[Data entries]
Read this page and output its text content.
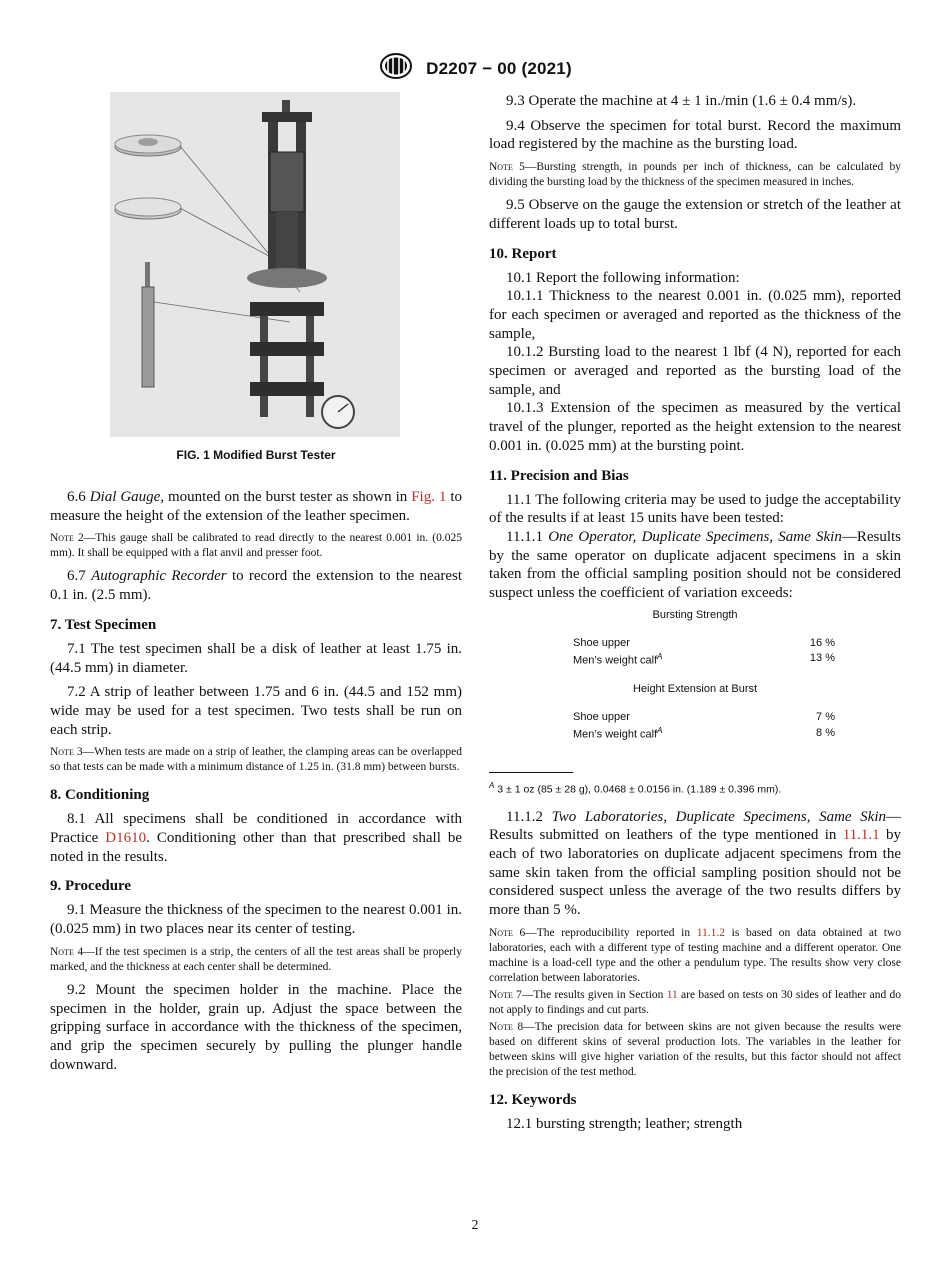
D2207 − 00 (2021)
FIG. 1 Modified Burst Tester

6.6 Dial Gauge, mounted on the burst tester as shown in Fig. 1 to measure the height of the extension of the leather specimen.

Note 2—This gauge shall be calibrated to read directly to the nearest 0.001 in. (0.025 mm). It shall be equipped with a flat anvil and presser foot.

6.7 Autographic Recorder to record the extension to the nearest 0.1 in. (2.5 mm).

7. Test Specimen

7.1 The test specimen shall be a disk of leather at least 1.75 in. (44.5 mm) in diameter.

7.2 A strip of leather between 1.75 and 6 in. (44.5 and 152 mm) wide may be used for a test specimen. Two tests shall be run on each strip.

Note 3—When tests are made on a strip of leather, the clamping areas can be overlapped so that tests can be made with a minimum distance of 1.25 in. (31.8 mm) between bursts.

8. Conditioning

8.1 All specimens shall be conditioned in accordance with Practice D1610. Conditioning other than that prescribed shall be noted in the results.

9. Procedure

9.1 Measure the thickness of the specimen to the nearest 0.001 in. (0.025 mm) in two places near its center of testing.

Note 4—If the test specimen is a strip, the centers of all the test areas shall be properly marked, and the thickness at each center shall be determined.

9.2 Mount the specimen holder in the machine. Place the specimen in the holder, grain up. Adjust the space between the gripping surface in accordance with the thickness of the specimen, and grip the specimen securely by pulling the plunger handle downward.

9.3 Operate the machine at 4 ± 1 in./min (1.6 ± 0.4 mm/s).

9.4 Observe the specimen for total burst. Record the maximum load registered by the machine as the bursting load.

Note 5—Bursting strength, in pounds per inch of thickness, can be calculated by dividing the bursting load by the thickness of the specimen measured in inches.

9.5 Observe on the gauge the extension or stretch of the leather at different loads up to total burst.

10. Report

10.1 Report the following information:

10.1.1 Thickness to the nearest 0.001 in. (0.025 mm), reported for each specimen or averaged and reported as the thickness of the sample,

10.1.2 Bursting load to the nearest 1 lbf (4 N), reported for each specimen or averaged and reported as the bursting load of the sample, and

10.1.3 Extension of the specimen as measured by the vertical travel of the plunger, reported as the height extension to the nearest 0.001 in. (0.025 mm) at the bursting point.

11. Precision and Bias

11.1 The following criteria may be used to judge the acceptability of the results if at least 15 units have been tested:

11.1.1 One Operator, Duplicate Specimens, Same Skin—Results by the same operator on duplicate adjacent specimens in a skin taken from the official sampling position should not be considered suspect unless the coefficient of variation exceeds:

Bursting Strength
Shoe upper	16 %
Men’s weight calf$^A$	13 %
Height Extension at Burst
Shoe upper	7 %
Men’s weight calf$^A$	8 %
$^A$ 3 ± 1 oz (85 ± 28 g), 0.0468 ± 0.0156 in. (1.189 ± 0.396 mm).

11.1.2 Two Laboratories, Duplicate Specimens, Same Skin—Results submitted on leathers of the type mentioned in 11.1.1 by each of two laboratories on duplicate adjacent specimens from the same skin taken from the official sampling position should not be considered suspect unless the average of the two results differs by more than 5 %.

Note 6—The reproducibility reported in 11.1.2 is based on data obtained at two laboratories, each with a different type of testing machine and a different operator. One machine is a load-cell type and the other a pendulum type. The results show very close correlation between laboratories.

Note 7—The results given in Section 11 are based on tests on 30 sides of leather and do not apply to findings and cut parts.

Note 8—The precision data for between skins are not given because the results were based on different skins of several production lots. The variables in the leather for between skins will give higher variation of the results, but this factor should not affect the precision of the test method.

12. Keywords

12.1 bursting strength; leather; strength

2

# [What this task involves]
Show every line from the entries above in which "that" appears.

# [Response to this task]
Note 3—When tests are made on a strip of leather, the clamping areas can be overlapped so that tests can be made with a minimum distance of 1.25 in. (31.8 mm) between bursts.
8.1 All specimens shall be conditioned in accordance with Practice D1610. Conditioning other than that prescribed shall be noted in the results.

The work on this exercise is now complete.